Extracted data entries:
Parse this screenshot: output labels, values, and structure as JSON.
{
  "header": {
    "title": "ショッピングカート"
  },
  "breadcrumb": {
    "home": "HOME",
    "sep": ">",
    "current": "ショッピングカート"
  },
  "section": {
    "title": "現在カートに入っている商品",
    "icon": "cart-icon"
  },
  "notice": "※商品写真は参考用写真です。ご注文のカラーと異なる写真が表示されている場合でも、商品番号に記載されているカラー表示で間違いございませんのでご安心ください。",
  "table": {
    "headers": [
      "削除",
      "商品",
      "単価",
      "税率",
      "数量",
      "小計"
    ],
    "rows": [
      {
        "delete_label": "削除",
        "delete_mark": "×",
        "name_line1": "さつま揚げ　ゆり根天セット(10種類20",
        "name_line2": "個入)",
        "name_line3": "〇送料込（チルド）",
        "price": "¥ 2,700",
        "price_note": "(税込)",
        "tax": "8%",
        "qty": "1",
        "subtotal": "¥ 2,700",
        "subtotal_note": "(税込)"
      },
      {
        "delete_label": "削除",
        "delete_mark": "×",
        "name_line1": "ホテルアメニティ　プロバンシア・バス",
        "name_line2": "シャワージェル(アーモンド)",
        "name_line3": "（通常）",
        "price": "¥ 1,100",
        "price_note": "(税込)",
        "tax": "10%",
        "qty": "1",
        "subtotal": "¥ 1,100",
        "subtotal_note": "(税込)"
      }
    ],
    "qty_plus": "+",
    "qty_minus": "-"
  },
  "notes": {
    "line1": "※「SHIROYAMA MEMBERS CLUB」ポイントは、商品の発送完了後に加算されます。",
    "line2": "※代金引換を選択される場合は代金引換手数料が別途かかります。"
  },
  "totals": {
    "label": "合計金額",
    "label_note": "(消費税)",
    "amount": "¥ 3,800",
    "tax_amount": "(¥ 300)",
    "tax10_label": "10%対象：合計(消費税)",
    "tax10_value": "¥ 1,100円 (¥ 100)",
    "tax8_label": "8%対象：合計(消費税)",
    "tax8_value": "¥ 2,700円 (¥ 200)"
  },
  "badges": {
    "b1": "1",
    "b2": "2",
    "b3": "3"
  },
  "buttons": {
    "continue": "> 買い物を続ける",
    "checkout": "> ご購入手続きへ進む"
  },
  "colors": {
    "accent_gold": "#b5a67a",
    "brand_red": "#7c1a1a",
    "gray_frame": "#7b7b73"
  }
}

» **GOAL**
Reproduce every line above without error.

» **SOLUTION TO THE PROBLEM**
Parse this screenshot: output labels, values, and structure as JSON.
{
  "header": {
    "title": "ショッピングカート"
  },
  "breadcrumb": {
    "home": "HOME",
    "sep": ">",
    "current": "ショッピングカート"
  },
  "section": {
    "title": "現在カートに入っている商品",
    "icon": "cart-icon"
  },
  "notice": "※商品写真は参考用写真です。ご注文のカラーと異なる写真が表示されている場合でも、商品番号に記載されているカラー表示で間違いございませんのでご安心ください。",
  "table": {
    "headers": [
      "削除",
      "商品",
      "単価",
      "税率",
      "数量",
      "小計"
    ],
    "rows": [
      {
        "delete_label": "削除",
        "delete_mark": "×",
        "name_line1": "さつま揚げ　ゆり根天セット(10種類20",
        "name_line2": "個入)",
        "name_line3": "〇送料込（チルド）",
        "price": "¥ 2,700",
        "price_note": "(税込)",
        "tax": "8%",
        "qty": "1",
        "subtotal": "¥ 2,700",
        "subtotal_note": "(税込)"
      },
      {
        "delete_label": "削除",
        "delete_mark": "×",
        "name_line1": "ホテルアメニティ　プロバンシア・バス",
        "name_line2": "シャワージェル(アーモンド)",
        "name_line3": "（通常）",
        "price": "¥ 1,100",
        "price_note": "(税込)",
        "tax": "10%",
        "qty": "1",
        "subtotal": "¥ 1,100",
        "subtotal_note": "(税込)"
      }
    ],
    "qty_plus": "+",
    "qty_minus": "-"
  },
  "notes": {
    "line1": "※「SHIROYAMA MEMBERS CLUB」ポイントは、商品の発送完了後に加算されます。",
    "line2": "※代金引換を選択される場合は代金引換手数料が別途かかります。"
  },
  "totals": {
    "label": "合計金額",
    "label_note": "(消費税)",
    "amount": "¥ 3,800",
    "tax_amount": "(¥ 300)",
    "tax10_label": "10%対象：合計(消費税)",
    "tax10_value": "¥ 1,100円 (¥ 100)",
    "tax8_label": "8%対象：合計(消費税)",
    "tax8_value": "¥ 2,700円 (¥ 200)"
  },
  "badges": {
    "b1": "1",
    "b2": "2",
    "b3": "3"
  },
  "buttons": {
    "continue": "> 買い物を続ける",
    "checkout": "> ご購入手続きへ進む"
  },
  "colors": {
    "accent_gold": "#b5a67a",
    "brand_red": "#7c1a1a",
    "gray_frame": "#7b7b73"
  }
}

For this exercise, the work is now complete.